Dataset rows
______________________________

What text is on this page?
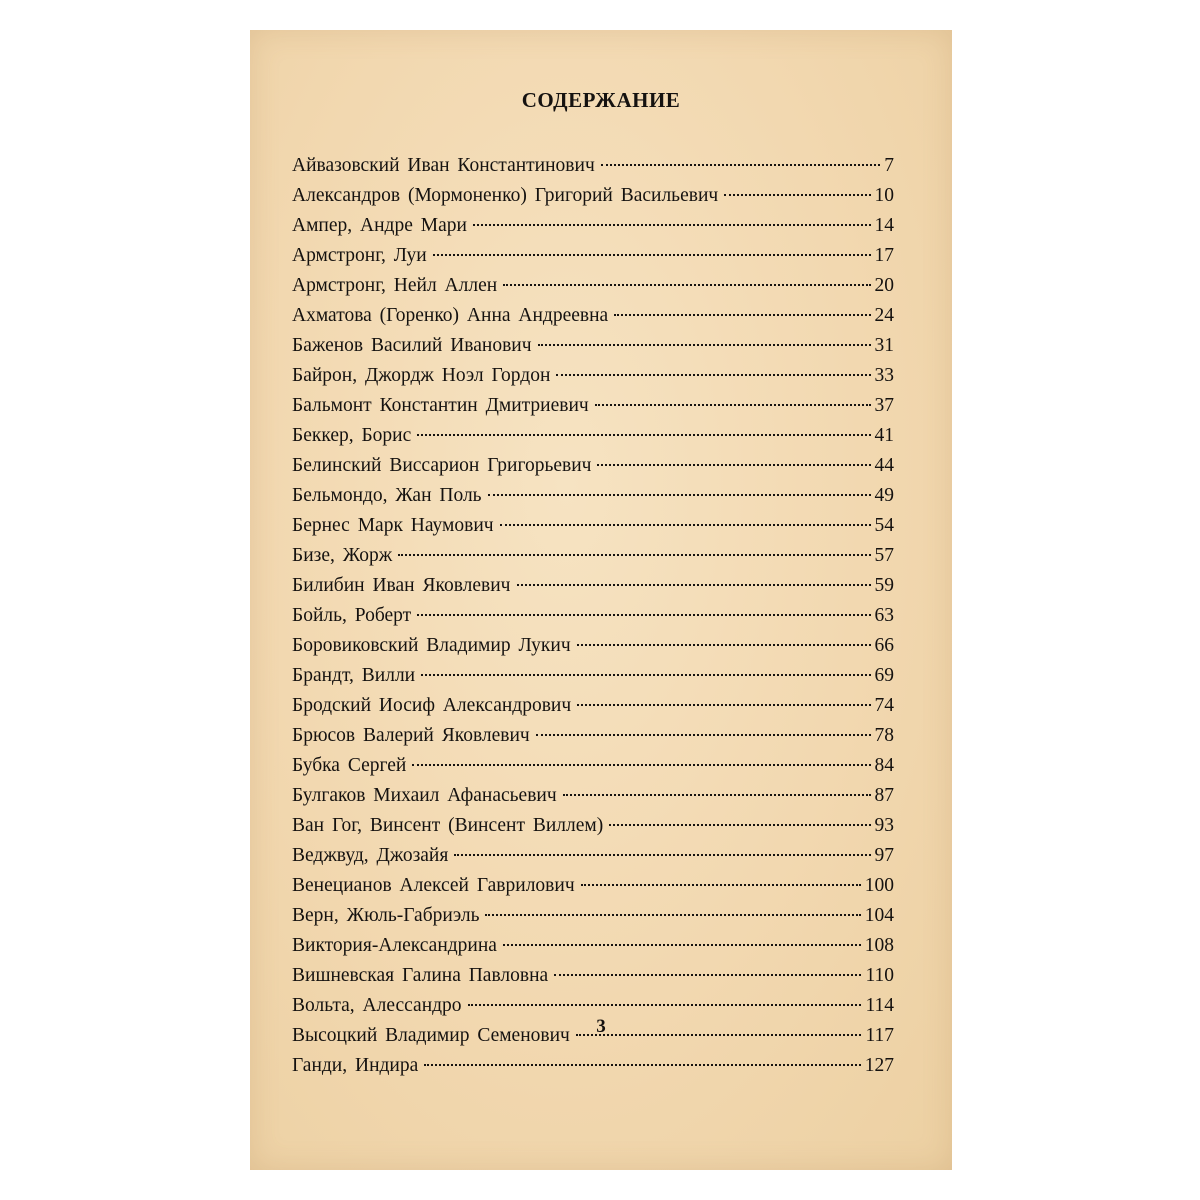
СОДЕРЖАНИЕ
Айвазовский Иван Константинович	7
Александров (Мормоненко) Григорий Васильевич	10
Ампер, Андре Мари	14
Армстронг, Луи	17
Армстронг, Нейл Аллен	20
Ахматова (Горенко) Анна Андреевна	24
Баженов Василий Иванович	31
Байрон, Джордж Ноэл Гордон	33
Бальмонт Константин Дмитриевич	37
Беккер, Борис	41
Белинский Виссарион Григорьевич	44
Бельмондо, Жан Поль	49
Бернес Марк Наумович	54
Бизе, Жорж	57
Билибин Иван Яковлевич	59
Бойль, Роберт	63
Боровиковский Владимир Лукич	66
Брандт, Вилли	69
Бродский Иосиф Александрович	74
Брюсов Валерий Яковлевич	78
Бубка Сергей	84
Булгаков Михаил Афанасьевич	87
Ван Гог, Винсент (Винсент Виллем)	93
Веджвуд, Джозайя	97
Венецианов Алексей Гаврилович	100
Верн, Жюль-Габриэль	104
Виктория-Александрина	108
Вишневская Галина Павловна	110
Вольта, Алессандро	114
Высоцкий Владимир Семенович	117
Ганди, Индира	127
3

______________________________

• [Written problem]
In the entries above, identify every line with the word "Владимир". Copy those lines.

• [The output]
Боровиковский Владимир Лукич	66
Высоцкий Владимир Семенович	117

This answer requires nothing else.